## WHAT NEEDS TO BE DONE
Locate every line below that contains the word "image" and copy it.

(Excerpt from a dataset)
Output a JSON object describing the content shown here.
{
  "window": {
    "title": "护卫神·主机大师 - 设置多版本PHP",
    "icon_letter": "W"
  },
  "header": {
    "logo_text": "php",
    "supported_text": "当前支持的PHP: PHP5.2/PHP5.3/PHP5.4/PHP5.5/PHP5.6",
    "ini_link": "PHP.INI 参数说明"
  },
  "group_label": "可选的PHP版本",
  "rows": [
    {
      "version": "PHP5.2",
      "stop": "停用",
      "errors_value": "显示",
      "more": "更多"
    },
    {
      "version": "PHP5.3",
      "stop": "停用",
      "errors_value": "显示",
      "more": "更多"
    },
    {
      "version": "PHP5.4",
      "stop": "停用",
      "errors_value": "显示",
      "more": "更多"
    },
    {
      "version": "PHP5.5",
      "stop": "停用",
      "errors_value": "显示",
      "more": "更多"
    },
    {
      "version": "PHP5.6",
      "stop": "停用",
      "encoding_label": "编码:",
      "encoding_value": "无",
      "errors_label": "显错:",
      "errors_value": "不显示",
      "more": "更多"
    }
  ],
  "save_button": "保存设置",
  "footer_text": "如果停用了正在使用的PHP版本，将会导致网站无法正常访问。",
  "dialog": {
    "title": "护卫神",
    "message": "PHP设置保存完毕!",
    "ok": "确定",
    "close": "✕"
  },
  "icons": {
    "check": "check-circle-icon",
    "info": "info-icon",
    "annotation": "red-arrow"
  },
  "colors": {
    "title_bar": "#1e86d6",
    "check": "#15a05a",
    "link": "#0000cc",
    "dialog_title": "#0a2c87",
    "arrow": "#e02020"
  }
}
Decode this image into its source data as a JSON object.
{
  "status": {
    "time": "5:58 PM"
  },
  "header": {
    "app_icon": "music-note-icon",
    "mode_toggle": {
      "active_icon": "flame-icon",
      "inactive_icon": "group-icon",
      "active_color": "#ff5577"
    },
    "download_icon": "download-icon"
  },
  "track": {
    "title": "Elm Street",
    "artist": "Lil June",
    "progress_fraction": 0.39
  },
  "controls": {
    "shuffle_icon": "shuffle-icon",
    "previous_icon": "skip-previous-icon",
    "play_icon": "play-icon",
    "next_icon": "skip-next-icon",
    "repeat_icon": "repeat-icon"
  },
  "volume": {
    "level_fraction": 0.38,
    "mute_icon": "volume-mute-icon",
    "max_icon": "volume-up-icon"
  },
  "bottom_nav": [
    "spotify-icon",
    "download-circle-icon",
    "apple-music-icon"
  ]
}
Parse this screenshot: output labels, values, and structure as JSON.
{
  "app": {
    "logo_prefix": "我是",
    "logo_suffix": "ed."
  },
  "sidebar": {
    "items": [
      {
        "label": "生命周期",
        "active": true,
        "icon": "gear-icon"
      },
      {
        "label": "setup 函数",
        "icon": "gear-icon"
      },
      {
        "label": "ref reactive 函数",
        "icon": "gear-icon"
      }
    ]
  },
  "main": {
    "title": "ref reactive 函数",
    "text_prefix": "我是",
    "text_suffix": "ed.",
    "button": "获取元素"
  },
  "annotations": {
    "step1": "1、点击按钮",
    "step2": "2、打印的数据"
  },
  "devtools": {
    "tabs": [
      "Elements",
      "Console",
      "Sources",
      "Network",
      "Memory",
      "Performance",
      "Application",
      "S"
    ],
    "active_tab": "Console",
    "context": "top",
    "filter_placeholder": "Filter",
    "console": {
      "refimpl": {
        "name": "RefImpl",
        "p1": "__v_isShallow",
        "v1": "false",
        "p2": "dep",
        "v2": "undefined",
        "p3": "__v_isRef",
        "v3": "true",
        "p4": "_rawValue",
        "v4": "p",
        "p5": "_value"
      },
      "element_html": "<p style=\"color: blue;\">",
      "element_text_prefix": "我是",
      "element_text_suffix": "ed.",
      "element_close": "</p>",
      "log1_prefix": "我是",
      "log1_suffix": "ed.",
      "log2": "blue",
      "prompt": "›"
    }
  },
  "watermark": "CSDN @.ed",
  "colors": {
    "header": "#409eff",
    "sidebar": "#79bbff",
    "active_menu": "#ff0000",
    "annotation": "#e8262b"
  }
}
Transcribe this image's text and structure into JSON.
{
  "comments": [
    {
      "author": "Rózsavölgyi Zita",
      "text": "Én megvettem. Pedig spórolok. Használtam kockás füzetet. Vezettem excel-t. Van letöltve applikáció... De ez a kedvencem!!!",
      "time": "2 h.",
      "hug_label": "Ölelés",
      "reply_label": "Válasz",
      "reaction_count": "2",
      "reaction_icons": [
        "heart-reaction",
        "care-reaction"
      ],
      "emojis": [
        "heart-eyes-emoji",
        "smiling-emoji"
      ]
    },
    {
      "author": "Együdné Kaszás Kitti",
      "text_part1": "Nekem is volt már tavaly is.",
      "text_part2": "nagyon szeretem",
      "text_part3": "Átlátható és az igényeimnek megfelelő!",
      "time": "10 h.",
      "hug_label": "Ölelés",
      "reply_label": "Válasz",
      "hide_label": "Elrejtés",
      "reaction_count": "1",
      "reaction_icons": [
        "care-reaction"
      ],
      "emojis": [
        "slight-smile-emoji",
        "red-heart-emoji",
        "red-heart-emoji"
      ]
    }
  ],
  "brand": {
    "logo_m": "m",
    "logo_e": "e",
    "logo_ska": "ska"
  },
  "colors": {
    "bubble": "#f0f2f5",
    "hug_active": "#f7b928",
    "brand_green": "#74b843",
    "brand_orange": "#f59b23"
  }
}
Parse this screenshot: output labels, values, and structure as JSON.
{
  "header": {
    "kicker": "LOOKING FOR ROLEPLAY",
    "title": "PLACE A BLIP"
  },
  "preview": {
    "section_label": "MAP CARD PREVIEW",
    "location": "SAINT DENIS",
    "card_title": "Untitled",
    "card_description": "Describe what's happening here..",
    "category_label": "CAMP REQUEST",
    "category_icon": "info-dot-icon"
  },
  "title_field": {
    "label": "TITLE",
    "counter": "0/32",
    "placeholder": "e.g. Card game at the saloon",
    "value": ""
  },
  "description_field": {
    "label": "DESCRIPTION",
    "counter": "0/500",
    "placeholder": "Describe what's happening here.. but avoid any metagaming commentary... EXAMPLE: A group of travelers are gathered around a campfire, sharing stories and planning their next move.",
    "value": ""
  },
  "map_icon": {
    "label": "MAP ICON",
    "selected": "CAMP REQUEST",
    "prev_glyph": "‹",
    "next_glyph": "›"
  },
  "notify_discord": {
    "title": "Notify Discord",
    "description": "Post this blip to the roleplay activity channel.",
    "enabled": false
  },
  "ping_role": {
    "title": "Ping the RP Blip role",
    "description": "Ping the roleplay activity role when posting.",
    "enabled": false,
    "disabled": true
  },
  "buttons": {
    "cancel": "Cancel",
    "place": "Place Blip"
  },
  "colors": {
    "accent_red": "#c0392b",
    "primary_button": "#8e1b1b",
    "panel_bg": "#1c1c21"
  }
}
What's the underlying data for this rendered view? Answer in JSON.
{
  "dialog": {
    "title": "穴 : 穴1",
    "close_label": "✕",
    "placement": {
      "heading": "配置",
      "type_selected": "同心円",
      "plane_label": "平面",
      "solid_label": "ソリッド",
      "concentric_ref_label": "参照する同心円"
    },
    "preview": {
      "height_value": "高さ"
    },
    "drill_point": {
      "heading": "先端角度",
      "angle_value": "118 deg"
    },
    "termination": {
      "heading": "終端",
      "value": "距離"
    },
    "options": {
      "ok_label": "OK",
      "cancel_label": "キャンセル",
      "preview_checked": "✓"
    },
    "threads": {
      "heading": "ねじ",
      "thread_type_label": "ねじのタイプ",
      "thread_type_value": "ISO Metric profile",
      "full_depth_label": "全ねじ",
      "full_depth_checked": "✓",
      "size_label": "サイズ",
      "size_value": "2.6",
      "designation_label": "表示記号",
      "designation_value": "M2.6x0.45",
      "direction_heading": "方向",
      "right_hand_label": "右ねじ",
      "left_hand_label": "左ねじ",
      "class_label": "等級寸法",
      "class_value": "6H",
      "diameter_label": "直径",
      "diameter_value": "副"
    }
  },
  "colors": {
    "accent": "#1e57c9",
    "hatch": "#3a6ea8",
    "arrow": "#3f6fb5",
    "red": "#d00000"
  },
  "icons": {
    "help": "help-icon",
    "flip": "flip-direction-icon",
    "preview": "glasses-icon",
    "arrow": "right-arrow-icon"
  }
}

## PROBLEM SOLUTION
Decode this image into its source data as a JSON object.
Transcribe this image's text and structure into JSON.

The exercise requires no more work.